[Data tied to figure images]
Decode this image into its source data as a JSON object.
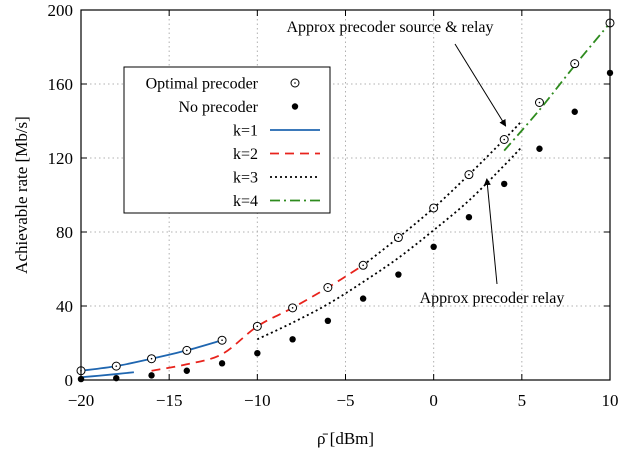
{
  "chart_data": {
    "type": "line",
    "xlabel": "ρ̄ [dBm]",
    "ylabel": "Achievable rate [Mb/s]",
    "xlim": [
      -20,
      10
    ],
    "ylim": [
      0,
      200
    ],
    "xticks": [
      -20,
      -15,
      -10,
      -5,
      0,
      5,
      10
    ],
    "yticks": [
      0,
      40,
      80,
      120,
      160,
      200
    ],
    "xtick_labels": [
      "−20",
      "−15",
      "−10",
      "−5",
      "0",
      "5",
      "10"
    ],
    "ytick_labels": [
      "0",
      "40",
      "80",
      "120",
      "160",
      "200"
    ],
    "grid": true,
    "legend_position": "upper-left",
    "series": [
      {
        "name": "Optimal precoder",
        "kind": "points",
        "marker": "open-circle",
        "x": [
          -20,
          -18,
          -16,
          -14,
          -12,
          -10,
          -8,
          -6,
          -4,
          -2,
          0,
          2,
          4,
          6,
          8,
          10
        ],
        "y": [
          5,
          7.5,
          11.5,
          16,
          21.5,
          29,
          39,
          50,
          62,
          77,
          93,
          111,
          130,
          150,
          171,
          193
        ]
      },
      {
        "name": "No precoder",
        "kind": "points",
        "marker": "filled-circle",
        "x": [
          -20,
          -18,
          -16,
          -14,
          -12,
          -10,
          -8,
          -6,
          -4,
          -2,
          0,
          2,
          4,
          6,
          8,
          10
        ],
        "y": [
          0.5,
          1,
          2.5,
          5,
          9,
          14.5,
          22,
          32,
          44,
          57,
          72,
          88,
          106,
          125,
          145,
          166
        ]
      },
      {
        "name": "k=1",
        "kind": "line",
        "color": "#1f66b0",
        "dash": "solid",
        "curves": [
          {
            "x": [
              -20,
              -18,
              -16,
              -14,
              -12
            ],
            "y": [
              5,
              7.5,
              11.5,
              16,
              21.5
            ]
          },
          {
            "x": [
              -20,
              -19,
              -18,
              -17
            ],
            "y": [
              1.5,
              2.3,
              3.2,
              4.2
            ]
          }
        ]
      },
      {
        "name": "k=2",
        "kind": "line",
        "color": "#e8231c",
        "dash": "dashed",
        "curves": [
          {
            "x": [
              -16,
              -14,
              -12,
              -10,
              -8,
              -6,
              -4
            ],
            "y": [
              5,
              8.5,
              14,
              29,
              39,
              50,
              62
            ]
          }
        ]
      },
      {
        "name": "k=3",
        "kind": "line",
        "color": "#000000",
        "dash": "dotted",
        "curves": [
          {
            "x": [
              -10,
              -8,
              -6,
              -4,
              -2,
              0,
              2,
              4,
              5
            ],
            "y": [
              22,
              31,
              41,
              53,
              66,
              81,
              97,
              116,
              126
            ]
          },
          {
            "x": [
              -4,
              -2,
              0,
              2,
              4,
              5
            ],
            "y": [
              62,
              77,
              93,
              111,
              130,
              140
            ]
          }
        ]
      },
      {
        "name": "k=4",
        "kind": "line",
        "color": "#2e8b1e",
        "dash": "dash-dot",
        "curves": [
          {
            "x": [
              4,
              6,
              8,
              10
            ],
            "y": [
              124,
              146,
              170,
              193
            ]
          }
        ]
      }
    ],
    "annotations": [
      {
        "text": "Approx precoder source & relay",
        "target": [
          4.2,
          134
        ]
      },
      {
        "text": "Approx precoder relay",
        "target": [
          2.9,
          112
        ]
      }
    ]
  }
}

◆ The task
Write out all the entries again, word for word, and print no images.

◆ Written answer
Decode this image into its source data as a JSON object.
{
  "chart_data": {
    "type": "line",
    "xlabel": "ρ̄ [dBm]",
    "ylabel": "Achievable rate [Mb/s]",
    "xlim": [
      -20,
      10
    ],
    "ylim": [
      0,
      200
    ],
    "xticks": [
      -20,
      -15,
      -10,
      -5,
      0,
      5,
      10
    ],
    "yticks": [
      0,
      40,
      80,
      120,
      160,
      200
    ],
    "xtick_labels": [
      "−20",
      "−15",
      "−10",
      "−5",
      "0",
      "5",
      "10"
    ],
    "ytick_labels": [
      "0",
      "40",
      "80",
      "120",
      "160",
      "200"
    ],
    "grid": true,
    "legend_position": "upper-left",
    "series": [
      {
        "name": "Optimal precoder",
        "kind": "points",
        "marker": "open-circle",
        "x": [
          -20,
          -18,
          -16,
          -14,
          -12,
          -10,
          -8,
          -6,
          -4,
          -2,
          0,
          2,
          4,
          6,
          8,
          10
        ],
        "y": [
          5,
          7.5,
          11.5,
          16,
          21.5,
          29,
          39,
          50,
          62,
          77,
          93,
          111,
          130,
          150,
          171,
          193
        ]
      },
      {
        "name": "No precoder",
        "kind": "points",
        "marker": "filled-circle",
        "x": [
          -20,
          -18,
          -16,
          -14,
          -12,
          -10,
          -8,
          -6,
          -4,
          -2,
          0,
          2,
          4,
          6,
          8,
          10
        ],
        "y": [
          0.5,
          1,
          2.5,
          5,
          9,
          14.5,
          22,
          32,
          44,
          57,
          72,
          88,
          106,
          125,
          145,
          166
        ]
      },
      {
        "name": "k=1",
        "kind": "line",
        "color": "#1f66b0",
        "dash": "solid",
        "curves": [
          {
            "x": [
              -20,
              -18,
              -16,
              -14,
              -12
            ],
            "y": [
              5,
              7.5,
              11.5,
              16,
              21.5
            ]
          },
          {
            "x": [
              -20,
              -19,
              -18,
              -17
            ],
            "y": [
              1.5,
              2.3,
              3.2,
              4.2
            ]
          }
        ]
      },
      {
        "name": "k=2",
        "kind": "line",
        "color": "#e8231c",
        "dash": "dashed",
        "curves": [
          {
            "x": [
              -16,
              -14,
              -12,
              -10,
              -8,
              -6,
              -4
            ],
            "y": [
              5,
              8.5,
              14,
              29,
              39,
              50,
              62
            ]
          }
        ]
      },
      {
        "name": "k=3",
        "kind": "line",
        "color": "#000000",
        "dash": "dotted",
        "curves": [
          {
            "x": [
              -10,
              -8,
              -6,
              -4,
              -2,
              0,
              2,
              4,
              5
            ],
            "y": [
              22,
              31,
              41,
              53,
              66,
              81,
              97,
              116,
              126
            ]
          },
          {
            "x": [
              -4,
              -2,
              0,
              2,
              4,
              5
            ],
            "y": [
              62,
              77,
              93,
              111,
              130,
              140
            ]
          }
        ]
      },
      {
        "name": "k=4",
        "kind": "line",
        "color": "#2e8b1e",
        "dash": "dash-dot",
        "curves": [
          {
            "x": [
              4,
              6,
              8,
              10
            ],
            "y": [
              124,
              146,
              170,
              193
            ]
          }
        ]
      }
    ],
    "annotations": [
      {
        "text": "Approx precoder source & relay",
        "target": [
          4.2,
          134
        ]
      },
      {
        "text": "Approx precoder relay",
        "target": [
          2.9,
          112
        ]
      }
    ]
  }
}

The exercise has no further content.